**What you have to do**
Copy out every line of the items below character for character, leaving out the pictures.
===============
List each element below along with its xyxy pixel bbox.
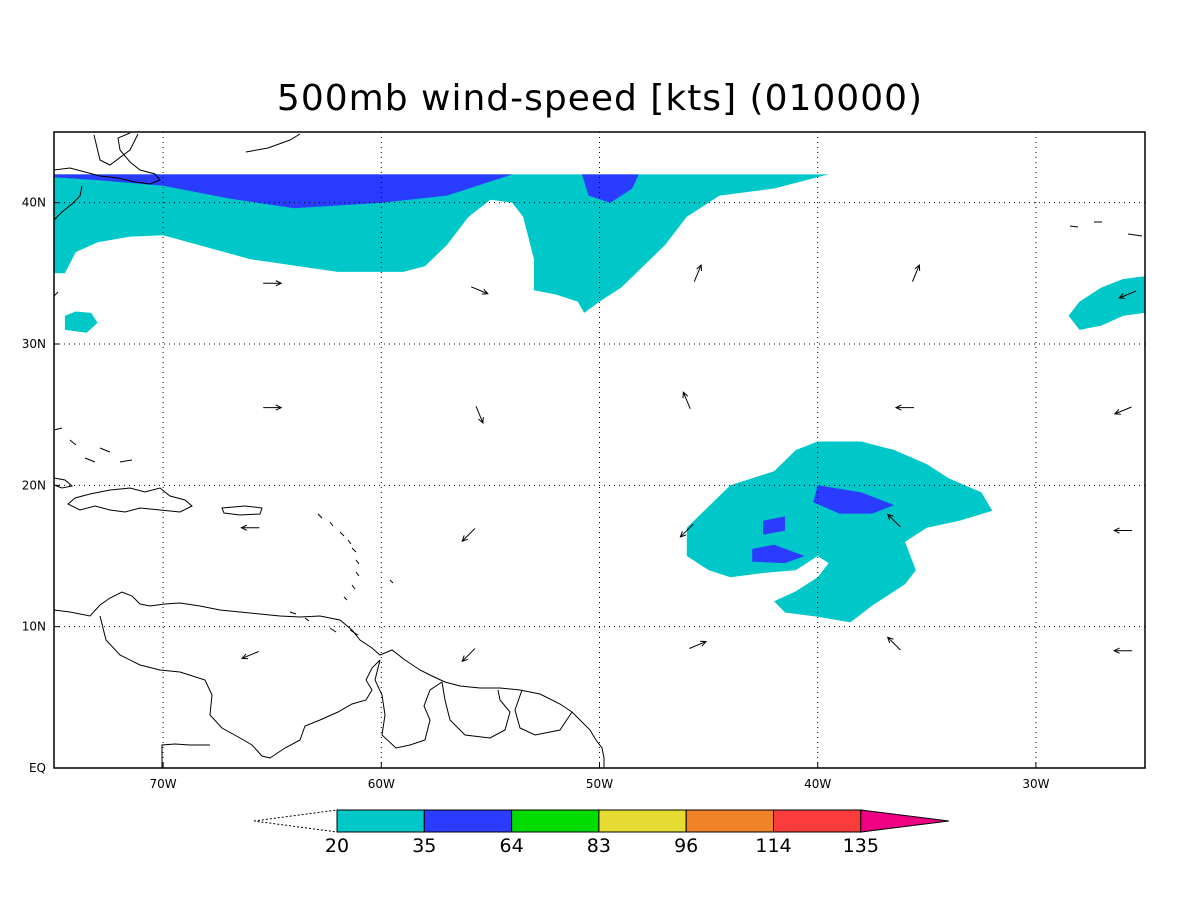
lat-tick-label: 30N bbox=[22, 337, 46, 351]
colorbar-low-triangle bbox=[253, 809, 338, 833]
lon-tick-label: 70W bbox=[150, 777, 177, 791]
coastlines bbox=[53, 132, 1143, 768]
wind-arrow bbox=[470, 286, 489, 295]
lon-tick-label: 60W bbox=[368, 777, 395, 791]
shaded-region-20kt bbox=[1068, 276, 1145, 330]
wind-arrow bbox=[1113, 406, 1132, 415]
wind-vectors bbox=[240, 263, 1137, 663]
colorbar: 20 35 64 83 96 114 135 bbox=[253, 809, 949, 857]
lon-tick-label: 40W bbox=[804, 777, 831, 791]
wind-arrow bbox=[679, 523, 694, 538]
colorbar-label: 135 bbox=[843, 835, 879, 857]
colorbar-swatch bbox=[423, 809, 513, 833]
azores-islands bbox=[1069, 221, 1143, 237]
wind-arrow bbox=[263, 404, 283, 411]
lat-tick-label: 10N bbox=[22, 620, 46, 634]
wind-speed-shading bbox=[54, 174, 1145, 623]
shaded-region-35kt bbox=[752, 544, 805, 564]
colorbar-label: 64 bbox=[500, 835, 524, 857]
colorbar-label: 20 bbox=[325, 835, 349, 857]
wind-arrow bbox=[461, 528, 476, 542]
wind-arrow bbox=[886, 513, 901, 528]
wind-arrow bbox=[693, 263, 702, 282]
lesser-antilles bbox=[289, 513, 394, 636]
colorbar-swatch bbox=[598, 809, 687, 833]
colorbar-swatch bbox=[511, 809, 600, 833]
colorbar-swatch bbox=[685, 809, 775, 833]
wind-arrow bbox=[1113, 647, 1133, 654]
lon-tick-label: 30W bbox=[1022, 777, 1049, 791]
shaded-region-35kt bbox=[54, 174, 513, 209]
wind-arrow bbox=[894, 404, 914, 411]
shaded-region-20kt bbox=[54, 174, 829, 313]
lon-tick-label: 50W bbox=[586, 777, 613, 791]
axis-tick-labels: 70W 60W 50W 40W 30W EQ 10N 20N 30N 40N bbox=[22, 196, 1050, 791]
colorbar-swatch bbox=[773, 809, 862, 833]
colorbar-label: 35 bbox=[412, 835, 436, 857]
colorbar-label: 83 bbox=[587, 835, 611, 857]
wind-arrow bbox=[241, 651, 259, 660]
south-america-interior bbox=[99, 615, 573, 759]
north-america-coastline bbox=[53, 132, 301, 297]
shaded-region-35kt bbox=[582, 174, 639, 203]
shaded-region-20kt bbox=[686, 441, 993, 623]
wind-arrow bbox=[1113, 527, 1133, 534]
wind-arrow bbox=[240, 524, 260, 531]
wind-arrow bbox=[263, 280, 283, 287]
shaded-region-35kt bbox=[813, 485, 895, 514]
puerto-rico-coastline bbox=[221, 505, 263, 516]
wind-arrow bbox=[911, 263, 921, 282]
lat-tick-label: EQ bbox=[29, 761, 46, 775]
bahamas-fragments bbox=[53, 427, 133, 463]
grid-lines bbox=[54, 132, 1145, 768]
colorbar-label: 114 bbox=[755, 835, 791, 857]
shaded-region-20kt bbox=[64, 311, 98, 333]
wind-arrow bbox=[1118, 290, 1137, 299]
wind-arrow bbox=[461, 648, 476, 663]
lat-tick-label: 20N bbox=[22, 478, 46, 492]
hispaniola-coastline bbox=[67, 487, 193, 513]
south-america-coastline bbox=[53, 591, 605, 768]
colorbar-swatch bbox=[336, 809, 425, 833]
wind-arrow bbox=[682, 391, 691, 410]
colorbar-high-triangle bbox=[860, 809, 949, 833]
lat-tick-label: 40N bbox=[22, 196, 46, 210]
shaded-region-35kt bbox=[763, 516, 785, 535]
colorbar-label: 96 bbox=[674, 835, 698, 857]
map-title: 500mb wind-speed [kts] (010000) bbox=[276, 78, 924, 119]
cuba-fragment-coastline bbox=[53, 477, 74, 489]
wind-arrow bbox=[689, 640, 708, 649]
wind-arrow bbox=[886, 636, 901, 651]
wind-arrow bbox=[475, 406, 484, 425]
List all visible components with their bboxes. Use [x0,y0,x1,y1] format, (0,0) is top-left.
===============
**Solution**
List each element below along with its xyxy pixel bbox.
lat-tick-label: 30N bbox=[22, 337, 46, 351]
colorbar-low-triangle bbox=[253, 809, 338, 833]
lon-tick-label: 70W bbox=[150, 777, 177, 791]
coastlines bbox=[53, 132, 1143, 768]
wind-arrow bbox=[470, 286, 489, 295]
lon-tick-label: 60W bbox=[368, 777, 395, 791]
shaded-region-20kt bbox=[1068, 276, 1145, 330]
wind-arrow bbox=[1113, 406, 1132, 415]
wind-vectors bbox=[240, 263, 1137, 663]
colorbar: 20 35 64 83 96 114 135 bbox=[253, 809, 949, 857]
lon-tick-label: 40W bbox=[804, 777, 831, 791]
wind-arrow bbox=[679, 523, 694, 538]
colorbar-label: 135 bbox=[843, 835, 879, 857]
colorbar-swatch bbox=[423, 809, 513, 833]
azores-islands bbox=[1069, 221, 1143, 237]
wind-arrow bbox=[263, 404, 283, 411]
lat-tick-label: 10N bbox=[22, 620, 46, 634]
wind-speed-shading bbox=[54, 174, 1145, 623]
shaded-region-35kt bbox=[752, 544, 805, 564]
colorbar-label: 64 bbox=[500, 835, 524, 857]
colorbar-label: 20 bbox=[325, 835, 349, 857]
wind-arrow bbox=[461, 528, 476, 542]
wind-arrow bbox=[886, 513, 901, 528]
wind-arrow bbox=[693, 263, 702, 282]
lesser-antilles bbox=[289, 513, 394, 636]
colorbar-swatch bbox=[598, 809, 687, 833]
colorbar-swatch bbox=[511, 809, 600, 833]
colorbar-swatch bbox=[685, 809, 775, 833]
wind-arrow bbox=[1113, 647, 1133, 654]
lon-tick-label: 30W bbox=[1022, 777, 1049, 791]
shaded-region-35kt bbox=[54, 174, 513, 209]
wind-arrow bbox=[894, 404, 914, 411]
shaded-region-20kt bbox=[54, 174, 829, 313]
lon-tick-label: 50W bbox=[586, 777, 613, 791]
axis-tick-labels: 70W 60W 50W 40W 30W EQ 10N 20N 30N 40N bbox=[22, 196, 1050, 791]
colorbar-swatch bbox=[773, 809, 862, 833]
colorbar-label: 35 bbox=[412, 835, 436, 857]
colorbar-label: 83 bbox=[587, 835, 611, 857]
wind-arrow bbox=[241, 651, 259, 660]
south-america-interior bbox=[99, 615, 573, 759]
north-america-coastline bbox=[53, 132, 301, 297]
shaded-region-35kt bbox=[582, 174, 639, 203]
shaded-region-20kt bbox=[686, 441, 993, 623]
wind-arrow bbox=[1113, 527, 1133, 534]
wind-arrow bbox=[240, 524, 260, 531]
wind-arrow bbox=[263, 280, 283, 287]
shaded-region-35kt bbox=[813, 485, 895, 514]
puerto-rico-coastline bbox=[221, 505, 263, 516]
wind-arrow bbox=[911, 263, 921, 282]
lat-tick-label: EQ bbox=[29, 761, 46, 775]
bahamas-fragments bbox=[53, 427, 133, 463]
grid-lines bbox=[54, 132, 1145, 768]
colorbar-label: 114 bbox=[755, 835, 791, 857]
shaded-region-20kt bbox=[64, 311, 98, 333]
wind-arrow bbox=[1118, 290, 1137, 299]
wind-arrow bbox=[461, 648, 476, 663]
lat-tick-label: 20N bbox=[22, 478, 46, 492]
hispaniola-coastline bbox=[67, 487, 193, 513]
south-america-coastline bbox=[53, 591, 605, 768]
colorbar-swatch bbox=[336, 809, 425, 833]
wind-arrow bbox=[682, 391, 691, 410]
colorbar-high-triangle bbox=[860, 809, 949, 833]
lat-tick-label: 40N bbox=[22, 196, 46, 210]
shaded-region-35kt bbox=[763, 516, 785, 535]
colorbar-label: 96 bbox=[674, 835, 698, 857]
map-title: 500mb wind-speed [kts] (010000) bbox=[276, 78, 924, 119]
cuba-fragment-coastline bbox=[53, 477, 74, 489]
wind-arrow bbox=[689, 640, 708, 649]
wind-arrow bbox=[886, 636, 901, 651]
wind-arrow bbox=[475, 406, 484, 425]
List all visible components with their bboxes. Use [x0,y0,x1,y1] format, (0,0) is top-left.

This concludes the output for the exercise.